=== Work required ===
Scan the data for "even" and copy the lines it appears in.

=== Data to use ===
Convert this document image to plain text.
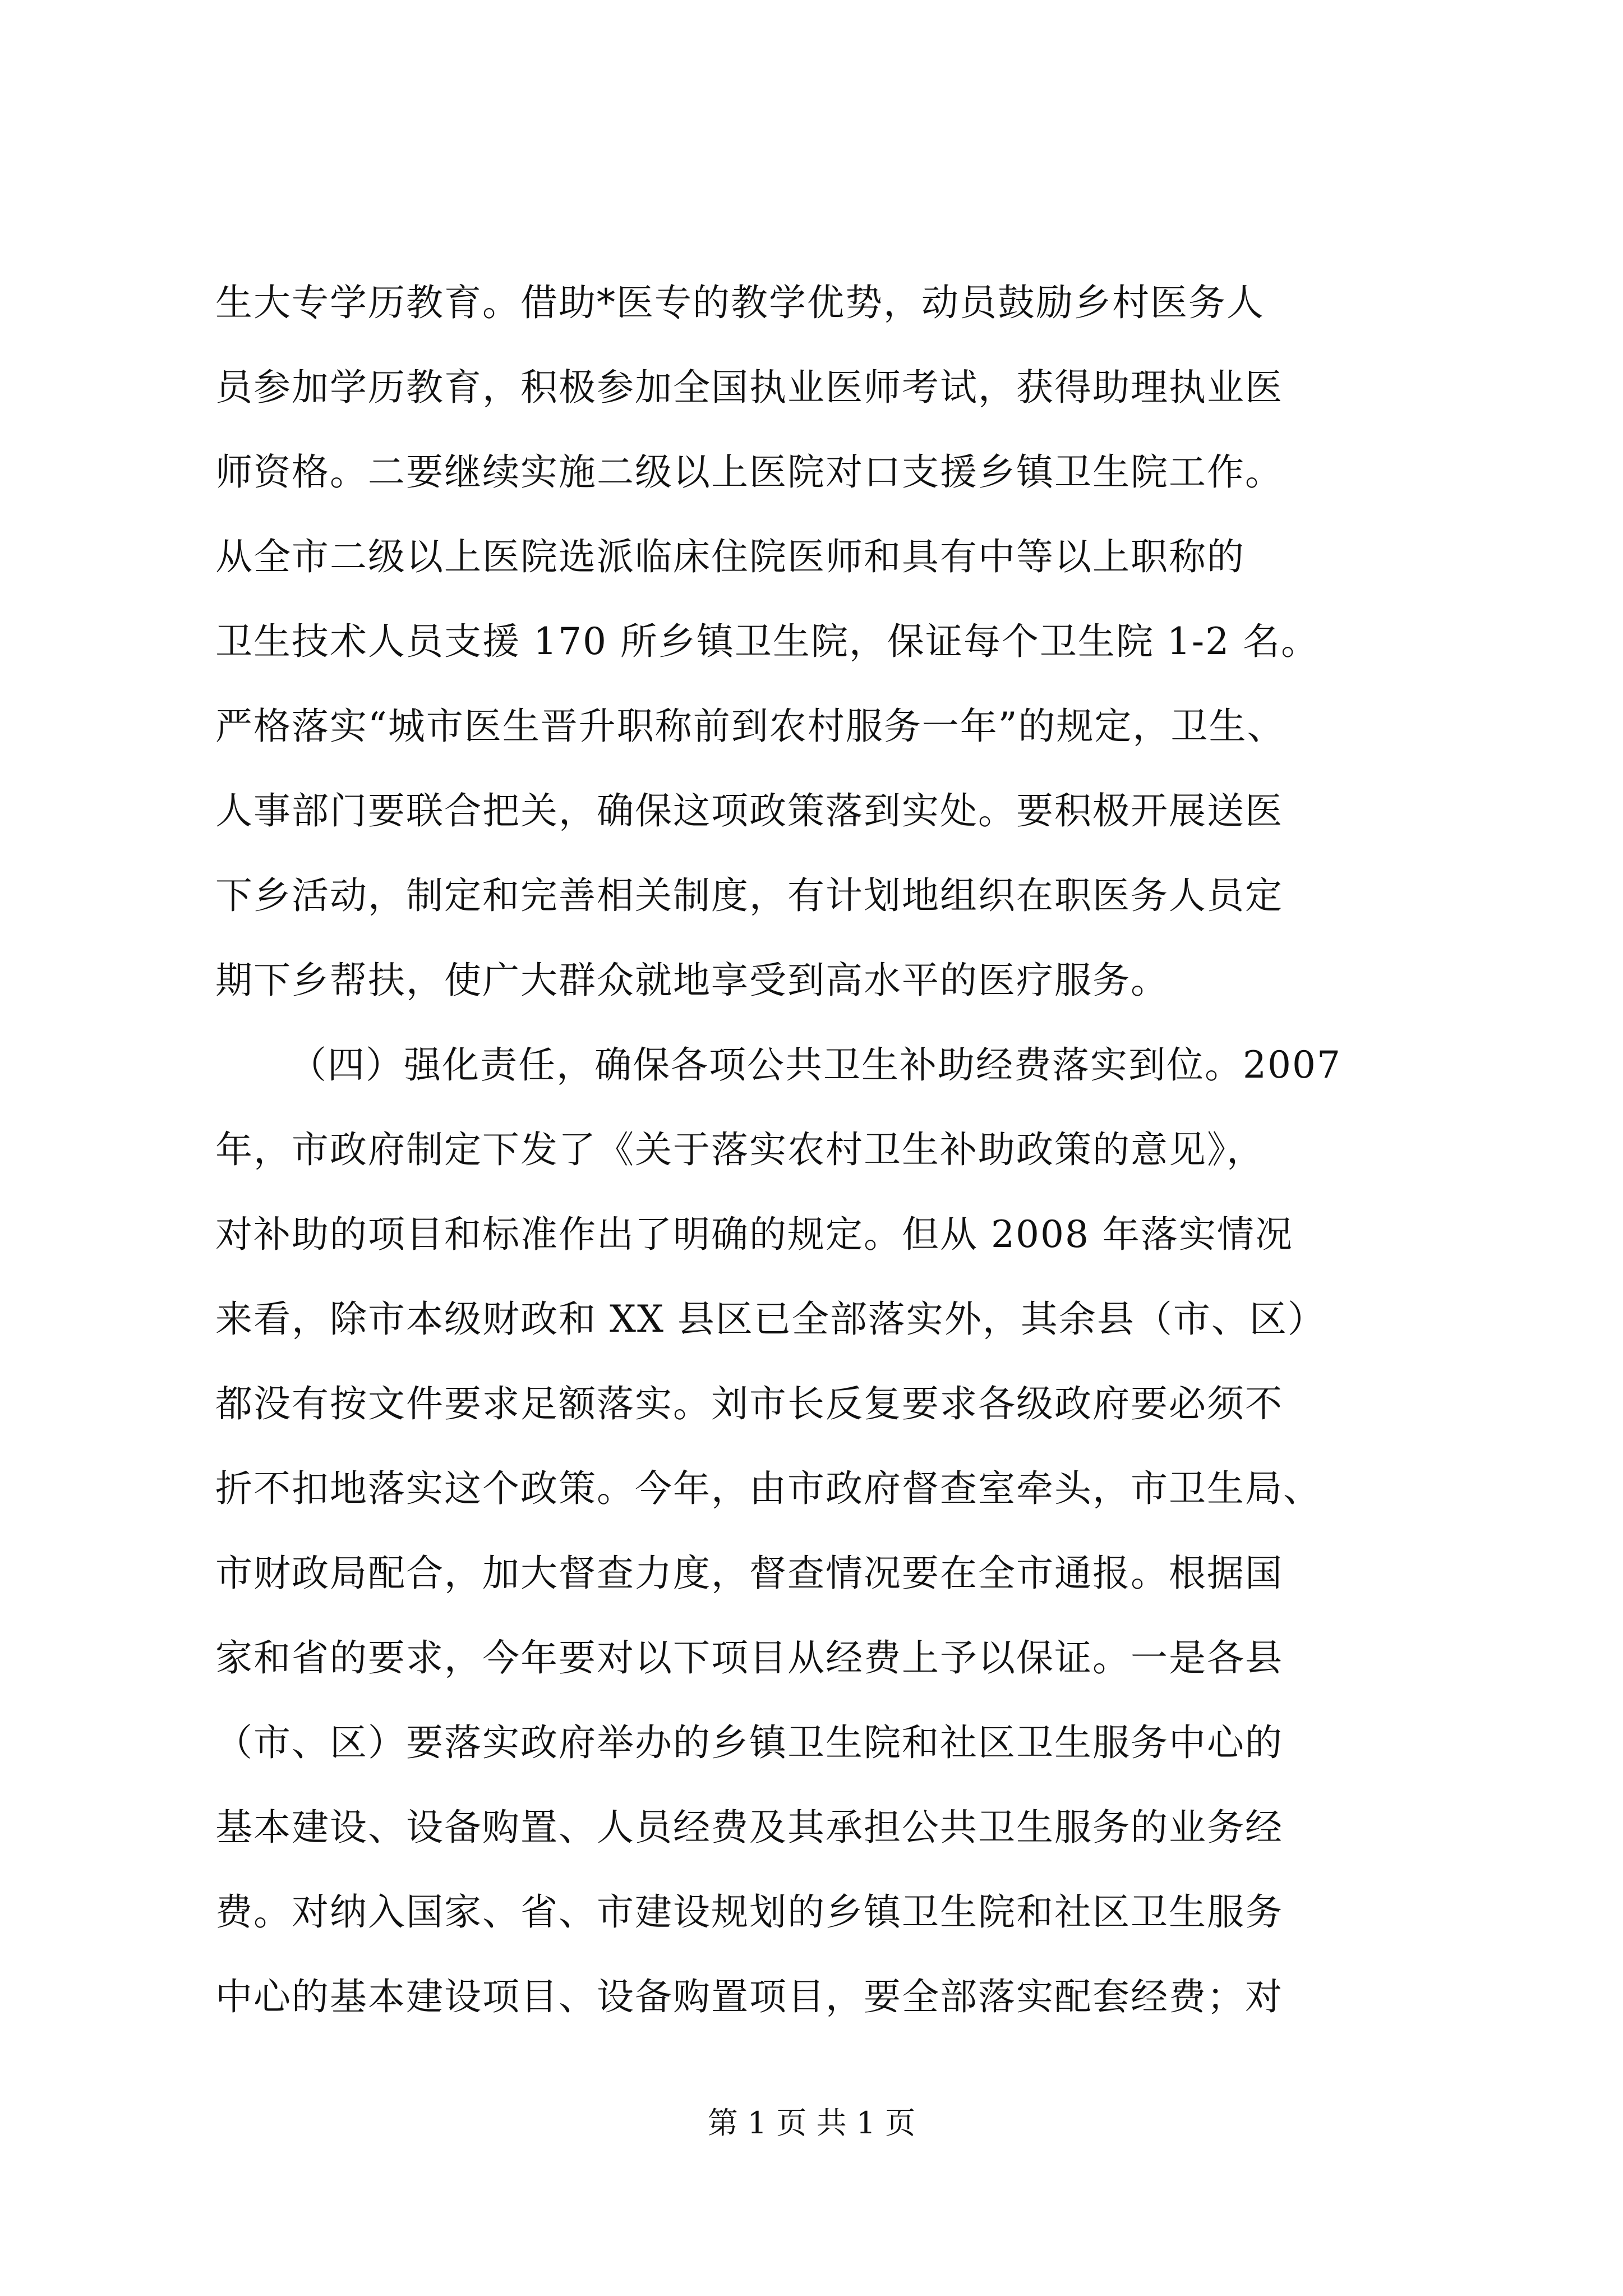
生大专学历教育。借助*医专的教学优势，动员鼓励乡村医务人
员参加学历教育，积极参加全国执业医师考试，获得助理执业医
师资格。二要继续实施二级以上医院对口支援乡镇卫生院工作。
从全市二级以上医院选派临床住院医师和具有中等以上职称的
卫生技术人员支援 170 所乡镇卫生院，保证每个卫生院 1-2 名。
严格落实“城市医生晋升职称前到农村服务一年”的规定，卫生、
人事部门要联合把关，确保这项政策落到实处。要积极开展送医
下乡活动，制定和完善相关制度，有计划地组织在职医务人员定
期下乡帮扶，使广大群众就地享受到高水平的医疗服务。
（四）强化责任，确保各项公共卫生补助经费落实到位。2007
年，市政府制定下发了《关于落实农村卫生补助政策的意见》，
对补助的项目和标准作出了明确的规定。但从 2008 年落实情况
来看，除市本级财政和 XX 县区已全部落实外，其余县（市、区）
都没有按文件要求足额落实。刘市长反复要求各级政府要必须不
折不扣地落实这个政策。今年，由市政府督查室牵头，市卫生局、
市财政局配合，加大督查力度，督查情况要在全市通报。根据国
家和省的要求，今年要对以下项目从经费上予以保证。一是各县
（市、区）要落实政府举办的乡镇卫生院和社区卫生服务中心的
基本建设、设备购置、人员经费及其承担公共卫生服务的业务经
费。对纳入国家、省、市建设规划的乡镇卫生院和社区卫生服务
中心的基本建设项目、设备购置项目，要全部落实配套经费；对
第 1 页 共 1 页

==

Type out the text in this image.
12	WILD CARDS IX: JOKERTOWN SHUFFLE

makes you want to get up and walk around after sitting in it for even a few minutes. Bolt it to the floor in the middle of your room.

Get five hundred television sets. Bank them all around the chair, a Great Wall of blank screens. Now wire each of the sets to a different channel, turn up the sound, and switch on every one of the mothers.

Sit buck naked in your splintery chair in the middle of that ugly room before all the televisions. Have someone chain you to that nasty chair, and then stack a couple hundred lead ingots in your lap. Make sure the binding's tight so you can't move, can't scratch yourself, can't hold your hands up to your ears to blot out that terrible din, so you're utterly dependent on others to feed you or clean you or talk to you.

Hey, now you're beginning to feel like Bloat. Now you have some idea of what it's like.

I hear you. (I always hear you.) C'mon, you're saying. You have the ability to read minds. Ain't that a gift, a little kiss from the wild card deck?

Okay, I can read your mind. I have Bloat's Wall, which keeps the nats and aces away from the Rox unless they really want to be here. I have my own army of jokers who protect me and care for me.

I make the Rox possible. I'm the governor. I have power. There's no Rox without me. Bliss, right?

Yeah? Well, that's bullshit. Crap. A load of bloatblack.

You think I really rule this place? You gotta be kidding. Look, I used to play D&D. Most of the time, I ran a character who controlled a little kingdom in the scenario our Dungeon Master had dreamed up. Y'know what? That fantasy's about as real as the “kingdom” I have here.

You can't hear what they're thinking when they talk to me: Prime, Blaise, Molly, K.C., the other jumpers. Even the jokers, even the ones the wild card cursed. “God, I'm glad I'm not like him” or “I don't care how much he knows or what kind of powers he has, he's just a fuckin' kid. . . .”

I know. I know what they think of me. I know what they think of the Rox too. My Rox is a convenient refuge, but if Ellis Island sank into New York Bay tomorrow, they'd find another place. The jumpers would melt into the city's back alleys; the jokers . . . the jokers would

...

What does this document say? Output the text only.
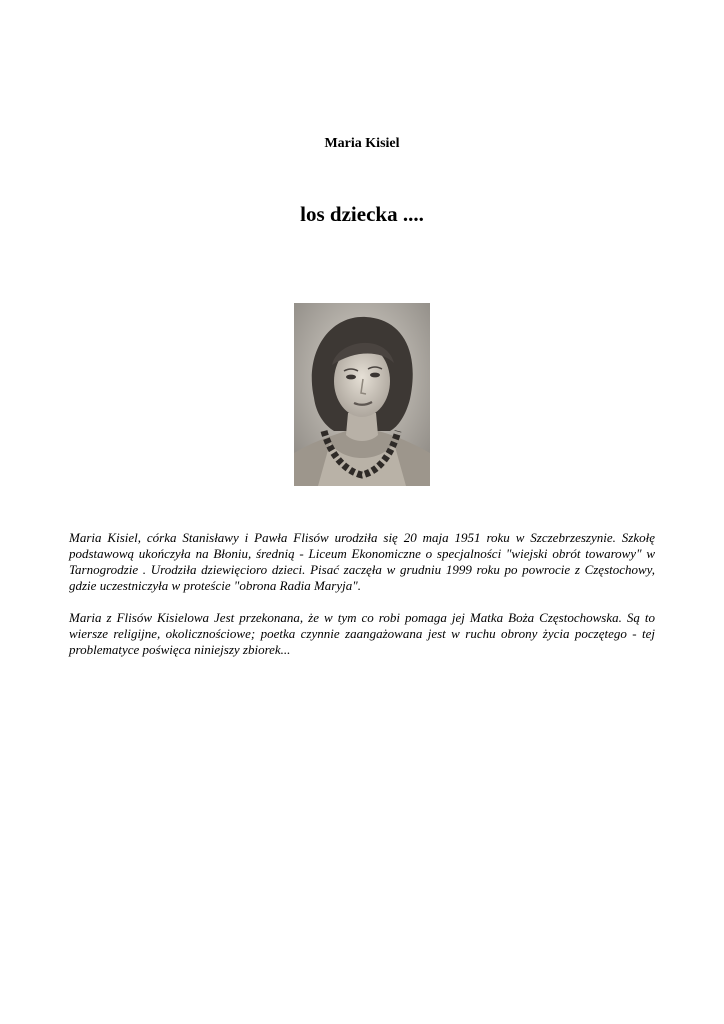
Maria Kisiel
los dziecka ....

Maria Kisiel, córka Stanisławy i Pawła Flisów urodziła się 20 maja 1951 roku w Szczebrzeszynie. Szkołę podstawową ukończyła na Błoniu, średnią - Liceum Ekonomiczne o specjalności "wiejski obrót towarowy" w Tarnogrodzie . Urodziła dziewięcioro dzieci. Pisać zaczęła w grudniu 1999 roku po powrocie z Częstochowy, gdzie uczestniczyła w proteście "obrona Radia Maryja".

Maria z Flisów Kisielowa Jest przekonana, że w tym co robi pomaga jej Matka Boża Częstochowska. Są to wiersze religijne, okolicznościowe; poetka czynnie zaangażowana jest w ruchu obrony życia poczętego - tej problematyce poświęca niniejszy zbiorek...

=== Response to this exercise ===
makes you want to get up and walk around after sitting in it for even a few minutes. Bolt it to the floor in the middle of your room.
You can't hear what they're thinking when they talk to me: Prime, Blaise, Molly, K.C., the other jumpers. Even the jokers, even the ones the wild card cursed. “God, I'm glad I'm not like him” or “I don't care how much he knows or what kind of powers he has, he's just a fuckin' kid. . . .”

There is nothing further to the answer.